(Items from a figure collection)
________________________________________

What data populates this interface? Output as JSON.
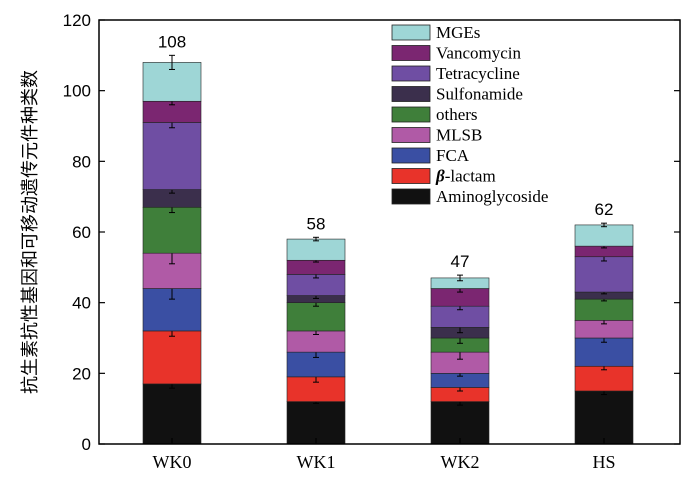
{
  "chart_data": {
    "type": "bar",
    "stacked": true,
    "title": "",
    "xlabel": "",
    "ylabel": "抗生素抗性基因和可移动遗传元件种类数",
    "ylim": [
      0,
      120
    ],
    "yticks": [
      0,
      20,
      40,
      60,
      80,
      100,
      120
    ],
    "categories": [
      "WK0",
      "WK1",
      "WK2",
      "HS"
    ],
    "totals": [
      108,
      58,
      47,
      62
    ],
    "legend_position": "top-right",
    "series": [
      {
        "name": "Aminoglycoside",
        "color": "#111111",
        "values": [
          17,
          12,
          12,
          15
        ],
        "errors": [
          1.2,
          0.5,
          1.0,
          1.0
        ]
      },
      {
        "name": "β-lactam",
        "color": "#e8332a",
        "values": [
          15,
          7,
          4,
          7
        ],
        "errors": [
          1.5,
          1.5,
          1.0,
          1.0
        ]
      },
      {
        "name": "FCA",
        "color": "#3a4fa3",
        "values": [
          12,
          7,
          4,
          8
        ],
        "errors": [
          3.0,
          1.5,
          0.8,
          1.2
        ]
      },
      {
        "name": "MLSB",
        "color": "#b05aa6",
        "values": [
          10,
          6,
          6,
          5
        ],
        "errors": [
          3.0,
          1.0,
          2.0,
          1.0
        ]
      },
      {
        "name": "others",
        "color": "#3f7f3a",
        "values": [
          13,
          8,
          4,
          6
        ],
        "errors": [
          1.5,
          1.0,
          1.5,
          0.5
        ]
      },
      {
        "name": "Sulfonamide",
        "color": "#3b2f4c",
        "values": [
          5,
          2,
          3,
          2
        ],
        "errors": [
          1.0,
          0.8,
          1.5,
          0.5
        ]
      },
      {
        "name": "Tetracycline",
        "color": "#6f4ea3",
        "values": [
          19,
          6,
          6,
          10
        ],
        "errors": [
          1.5,
          1.0,
          1.0,
          1.2
        ]
      },
      {
        "name": "Vancomycin",
        "color": "#7b2671",
        "values": [
          6,
          4,
          5,
          3
        ],
        "errors": [
          1.0,
          0.5,
          1.0,
          0.5
        ]
      },
      {
        "name": "MGEs",
        "color": "#9ed6d6",
        "values": [
          11,
          6,
          3,
          6
        ],
        "errors": [
          2.0,
          0.5,
          0.8,
          0.5
        ]
      }
    ]
  }
}
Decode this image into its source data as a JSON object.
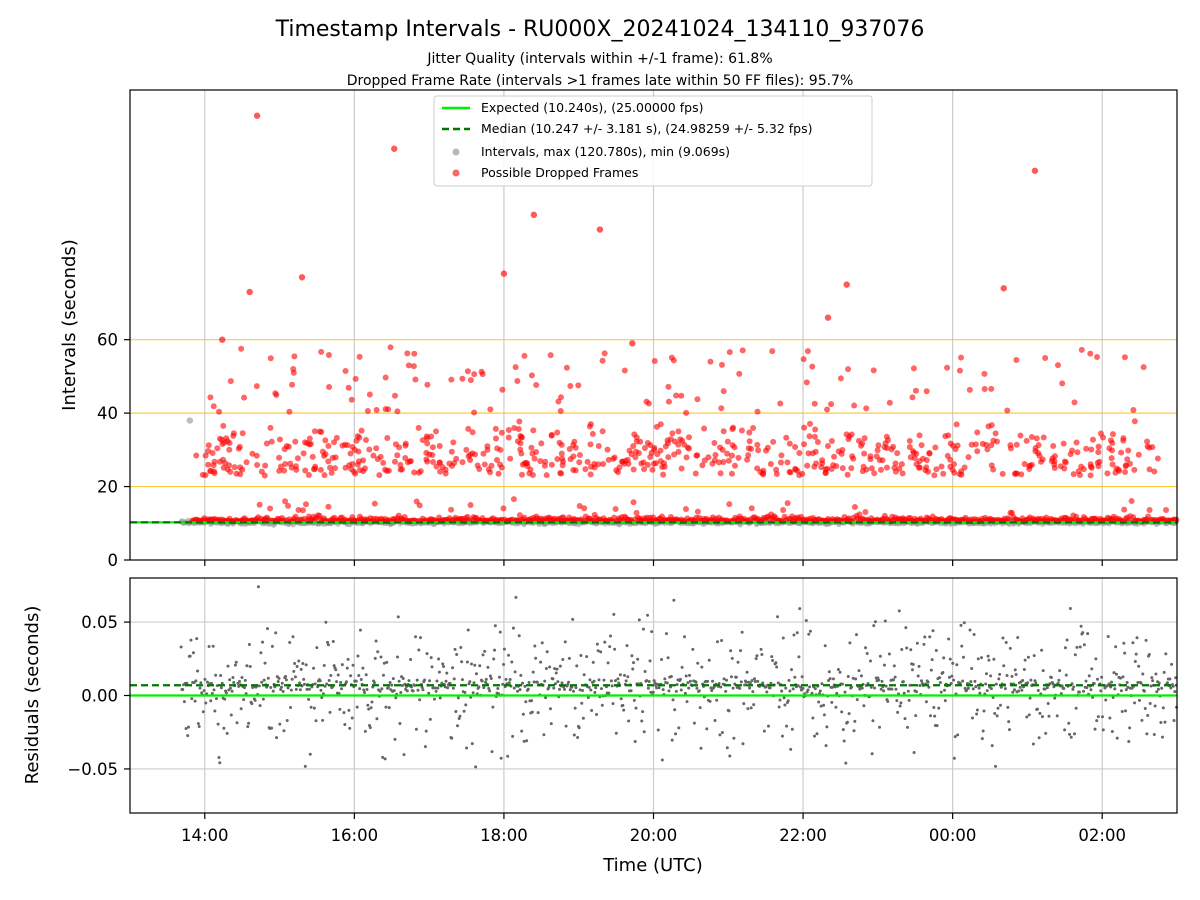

________________________________________

For the listing above, identify each line bearing "color".

        "color": "#111111",
        "color": "#e8332a",
        "color": "#3a4fa3",
        "color": "#b05aa6",
        "color": "#3f7f3a",
        "color": "#3b2f4c",
        "color": "#6f4ea3",
        "color": "#7b2671",
        "color": "#9ed6d6",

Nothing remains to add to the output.